[Stored data start]
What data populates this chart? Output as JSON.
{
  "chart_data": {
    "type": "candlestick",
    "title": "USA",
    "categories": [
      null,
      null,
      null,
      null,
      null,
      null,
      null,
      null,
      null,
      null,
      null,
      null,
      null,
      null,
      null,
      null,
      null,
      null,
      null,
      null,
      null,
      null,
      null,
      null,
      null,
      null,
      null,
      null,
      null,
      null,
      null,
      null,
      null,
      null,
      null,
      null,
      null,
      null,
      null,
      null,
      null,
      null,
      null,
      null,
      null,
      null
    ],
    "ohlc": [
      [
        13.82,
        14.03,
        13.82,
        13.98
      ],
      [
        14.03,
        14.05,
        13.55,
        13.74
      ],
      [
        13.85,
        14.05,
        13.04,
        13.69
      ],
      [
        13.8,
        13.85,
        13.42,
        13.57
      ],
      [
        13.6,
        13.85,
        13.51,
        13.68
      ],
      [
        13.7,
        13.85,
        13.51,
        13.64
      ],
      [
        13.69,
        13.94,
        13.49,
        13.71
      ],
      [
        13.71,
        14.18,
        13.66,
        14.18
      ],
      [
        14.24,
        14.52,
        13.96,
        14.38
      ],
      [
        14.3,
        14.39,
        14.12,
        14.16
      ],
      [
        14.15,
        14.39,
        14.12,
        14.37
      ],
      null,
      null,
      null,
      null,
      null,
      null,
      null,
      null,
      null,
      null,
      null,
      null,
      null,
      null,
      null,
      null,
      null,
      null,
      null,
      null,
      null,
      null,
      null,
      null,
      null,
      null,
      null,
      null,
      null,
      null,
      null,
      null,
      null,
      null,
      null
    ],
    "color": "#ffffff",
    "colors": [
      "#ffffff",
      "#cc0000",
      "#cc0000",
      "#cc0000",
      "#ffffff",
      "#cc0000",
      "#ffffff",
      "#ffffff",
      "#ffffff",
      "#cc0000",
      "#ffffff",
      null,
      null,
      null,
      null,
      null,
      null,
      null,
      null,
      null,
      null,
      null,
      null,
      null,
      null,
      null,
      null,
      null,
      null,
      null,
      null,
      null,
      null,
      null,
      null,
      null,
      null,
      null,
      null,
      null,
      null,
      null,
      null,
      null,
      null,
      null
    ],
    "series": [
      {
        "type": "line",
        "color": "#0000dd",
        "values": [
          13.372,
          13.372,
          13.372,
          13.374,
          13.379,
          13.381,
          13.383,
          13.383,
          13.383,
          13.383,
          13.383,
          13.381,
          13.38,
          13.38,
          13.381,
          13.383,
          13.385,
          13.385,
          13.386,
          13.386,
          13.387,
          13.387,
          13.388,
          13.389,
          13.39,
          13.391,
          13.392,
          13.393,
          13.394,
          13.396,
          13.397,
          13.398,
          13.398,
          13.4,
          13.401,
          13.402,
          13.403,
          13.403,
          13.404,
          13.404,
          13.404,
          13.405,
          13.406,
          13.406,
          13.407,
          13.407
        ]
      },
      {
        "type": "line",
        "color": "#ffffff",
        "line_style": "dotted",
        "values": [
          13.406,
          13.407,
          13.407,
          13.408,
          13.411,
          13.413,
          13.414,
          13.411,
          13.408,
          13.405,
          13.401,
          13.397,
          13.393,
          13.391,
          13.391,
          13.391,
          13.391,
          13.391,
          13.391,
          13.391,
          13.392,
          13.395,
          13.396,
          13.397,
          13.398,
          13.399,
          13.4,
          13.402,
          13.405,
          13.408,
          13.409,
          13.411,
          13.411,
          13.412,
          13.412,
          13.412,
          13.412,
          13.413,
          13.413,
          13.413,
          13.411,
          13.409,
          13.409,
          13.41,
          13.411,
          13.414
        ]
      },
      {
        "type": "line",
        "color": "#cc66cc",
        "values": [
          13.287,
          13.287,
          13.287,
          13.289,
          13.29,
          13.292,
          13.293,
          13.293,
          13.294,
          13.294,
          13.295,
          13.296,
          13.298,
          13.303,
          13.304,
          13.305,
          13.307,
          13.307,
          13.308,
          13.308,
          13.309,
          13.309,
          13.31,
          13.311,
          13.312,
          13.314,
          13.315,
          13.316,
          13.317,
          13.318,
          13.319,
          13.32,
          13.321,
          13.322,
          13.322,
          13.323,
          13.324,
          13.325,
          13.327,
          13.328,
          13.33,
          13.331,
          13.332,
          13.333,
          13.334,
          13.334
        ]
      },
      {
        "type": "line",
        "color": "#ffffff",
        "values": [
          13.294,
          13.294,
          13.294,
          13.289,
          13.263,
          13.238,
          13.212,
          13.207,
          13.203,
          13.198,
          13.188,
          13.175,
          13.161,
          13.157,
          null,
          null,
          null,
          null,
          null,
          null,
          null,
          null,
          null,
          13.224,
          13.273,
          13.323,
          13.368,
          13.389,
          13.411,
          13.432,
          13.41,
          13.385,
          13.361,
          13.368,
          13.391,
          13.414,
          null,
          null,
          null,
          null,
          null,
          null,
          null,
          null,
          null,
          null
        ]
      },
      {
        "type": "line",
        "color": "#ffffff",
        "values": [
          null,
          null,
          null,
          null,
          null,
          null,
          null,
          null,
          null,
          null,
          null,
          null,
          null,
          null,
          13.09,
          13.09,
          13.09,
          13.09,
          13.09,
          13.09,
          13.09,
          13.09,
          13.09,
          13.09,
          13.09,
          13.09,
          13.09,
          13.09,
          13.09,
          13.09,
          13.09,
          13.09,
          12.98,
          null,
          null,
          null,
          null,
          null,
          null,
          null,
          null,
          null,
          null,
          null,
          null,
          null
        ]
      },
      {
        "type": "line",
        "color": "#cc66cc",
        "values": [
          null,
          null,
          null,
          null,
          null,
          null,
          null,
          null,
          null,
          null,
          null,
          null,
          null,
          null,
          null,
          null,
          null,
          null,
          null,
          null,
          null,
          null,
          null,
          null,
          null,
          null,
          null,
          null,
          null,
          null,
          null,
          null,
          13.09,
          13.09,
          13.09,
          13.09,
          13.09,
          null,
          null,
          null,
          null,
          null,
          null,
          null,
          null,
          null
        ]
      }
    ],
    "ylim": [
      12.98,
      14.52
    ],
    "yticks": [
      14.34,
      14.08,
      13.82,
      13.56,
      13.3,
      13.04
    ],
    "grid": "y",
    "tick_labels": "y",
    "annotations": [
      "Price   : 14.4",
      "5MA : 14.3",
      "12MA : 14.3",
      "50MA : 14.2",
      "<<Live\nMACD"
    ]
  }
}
[Stored data end]
§ **What you should do**
Copy out all of the lines above exactly.

§ **Full solution**
What data populates this chart? Output as JSON.
{
  "chart_data": {
    "type": "candlestick",
    "title": "USA",
    "categories": [
      null,
      null,
      null,
      null,
      null,
      null,
      null,
      null,
      null,
      null,
      null,
      null,
      null,
      null,
      null,
      null,
      null,
      null,
      null,
      null,
      null,
      null,
      null,
      null,
      null,
      null,
      null,
      null,
      null,
      null,
      null,
      null,
      null,
      null,
      null,
      null,
      null,
      null,
      null,
      null,
      null,
      null,
      null,
      null,
      null,
      null
    ],
    "ohlc": [
      [
        13.82,
        14.03,
        13.82,
        13.98
      ],
      [
        14.03,
        14.05,
        13.55,
        13.74
      ],
      [
        13.85,
        14.05,
        13.04,
        13.69
      ],
      [
        13.8,
        13.85,
        13.42,
        13.57
      ],
      [
        13.6,
        13.85,
        13.51,
        13.68
      ],
      [
        13.7,
        13.85,
        13.51,
        13.64
      ],
      [
        13.69,
        13.94,
        13.49,
        13.71
      ],
      [
        13.71,
        14.18,
        13.66,
        14.18
      ],
      [
        14.24,
        14.52,
        13.96,
        14.38
      ],
      [
        14.3,
        14.39,
        14.12,
        14.16
      ],
      [
        14.15,
        14.39,
        14.12,
        14.37
      ],
      null,
      null,
      null,
      null,
      null,
      null,
      null,
      null,
      null,
      null,
      null,
      null,
      null,
      null,
      null,
      null,
      null,
      null,
      null,
      null,
      null,
      null,
      null,
      null,
      null,
      null,
      null,
      null,
      null,
      null,
      null,
      null,
      null,
      null,
      null
    ],
    "color": "#ffffff",
    "colors": [
      "#ffffff",
      "#cc0000",
      "#cc0000",
      "#cc0000",
      "#ffffff",
      "#cc0000",
      "#ffffff",
      "#ffffff",
      "#ffffff",
      "#cc0000",
      "#ffffff",
      null,
      null,
      null,
      null,
      null,
      null,
      null,
      null,
      null,
      null,
      null,
      null,
      null,
      null,
      null,
      null,
      null,
      null,
      null,
      null,
      null,
      null,
      null,
      null,
      null,
      null,
      null,
      null,
      null,
      null,
      null,
      null,
      null,
      null,
      null
    ],
    "series": [
      {
        "type": "line",
        "color": "#0000dd",
        "values": [
          13.372,
          13.372,
          13.372,
          13.374,
          13.379,
          13.381,
          13.383,
          13.383,
          13.383,
          13.383,
          13.383,
          13.381,
          13.38,
          13.38,
          13.381,
          13.383,
          13.385,
          13.385,
          13.386,
          13.386,
          13.387,
          13.387,
          13.388,
          13.389,
          13.39,
          13.391,
          13.392,
          13.393,
          13.394,
          13.396,
          13.397,
          13.398,
          13.398,
          13.4,
          13.401,
          13.402,
          13.403,
          13.403,
          13.404,
          13.404,
          13.404,
          13.405,
          13.406,
          13.406,
          13.407,
          13.407
        ]
      },
      {
        "type": "line",
        "color": "#ffffff",
        "line_style": "dotted",
        "values": [
          13.406,
          13.407,
          13.407,
          13.408,
          13.411,
          13.413,
          13.414,
          13.411,
          13.408,
          13.405,
          13.401,
          13.397,
          13.393,
          13.391,
          13.391,
          13.391,
          13.391,
          13.391,
          13.391,
          13.391,
          13.392,
          13.395,
          13.396,
          13.397,
          13.398,
          13.399,
          13.4,
          13.402,
          13.405,
          13.408,
          13.409,
          13.411,
          13.411,
          13.412,
          13.412,
          13.412,
          13.412,
          13.413,
          13.413,
          13.413,
          13.411,
          13.409,
          13.409,
          13.41,
          13.411,
          13.414
        ]
      },
      {
        "type": "line",
        "color": "#cc66cc",
        "values": [
          13.287,
          13.287,
          13.287,
          13.289,
          13.29,
          13.292,
          13.293,
          13.293,
          13.294,
          13.294,
          13.295,
          13.296,
          13.298,
          13.303,
          13.304,
          13.305,
          13.307,
          13.307,
          13.308,
          13.308,
          13.309,
          13.309,
          13.31,
          13.311,
          13.312,
          13.314,
          13.315,
          13.316,
          13.317,
          13.318,
          13.319,
          13.32,
          13.321,
          13.322,
          13.322,
          13.323,
          13.324,
          13.325,
          13.327,
          13.328,
          13.33,
          13.331,
          13.332,
          13.333,
          13.334,
          13.334
        ]
      },
      {
        "type": "line",
        "color": "#ffffff",
        "values": [
          13.294,
          13.294,
          13.294,
          13.289,
          13.263,
          13.238,
          13.212,
          13.207,
          13.203,
          13.198,
          13.188,
          13.175,
          13.161,
          13.157,
          null,
          null,
          null,
          null,
          null,
          null,
          null,
          null,
          null,
          13.224,
          13.273,
          13.323,
          13.368,
          13.389,
          13.411,
          13.432,
          13.41,
          13.385,
          13.361,
          13.368,
          13.391,
          13.414,
          null,
          null,
          null,
          null,
          null,
          null,
          null,
          null,
          null,
          null
        ]
      },
      {
        "type": "line",
        "color": "#ffffff",
        "values": [
          null,
          null,
          null,
          null,
          null,
          null,
          null,
          null,
          null,
          null,
          null,
          null,
          null,
          null,
          13.09,
          13.09,
          13.09,
          13.09,
          13.09,
          13.09,
          13.09,
          13.09,
          13.09,
          13.09,
          13.09,
          13.09,
          13.09,
          13.09,
          13.09,
          13.09,
          13.09,
          13.09,
          12.98,
          null,
          null,
          null,
          null,
          null,
          null,
          null,
          null,
          null,
          null,
          null,
          null,
          null
        ]
      },
      {
        "type": "line",
        "color": "#cc66cc",
        "values": [
          null,
          null,
          null,
          null,
          null,
          null,
          null,
          null,
          null,
          null,
          null,
          null,
          null,
          null,
          null,
          null,
          null,
          null,
          null,
          null,
          null,
          null,
          null,
          null,
          null,
          null,
          null,
          null,
          null,
          null,
          null,
          null,
          13.09,
          13.09,
          13.09,
          13.09,
          13.09,
          null,
          null,
          null,
          null,
          null,
          null,
          null,
          null,
          null
        ]
      }
    ],
    "ylim": [
      12.98,
      14.52
    ],
    "yticks": [
      14.34,
      14.08,
      13.82,
      13.56,
      13.3,
      13.04
    ],
    "grid": "y",
    "tick_labels": "y",
    "annotations": [
      "Price   : 14.4",
      "5MA : 14.3",
      "12MA : 14.3",
      "50MA : 14.2",
      "<<Live\nMACD"
    ]
  }
}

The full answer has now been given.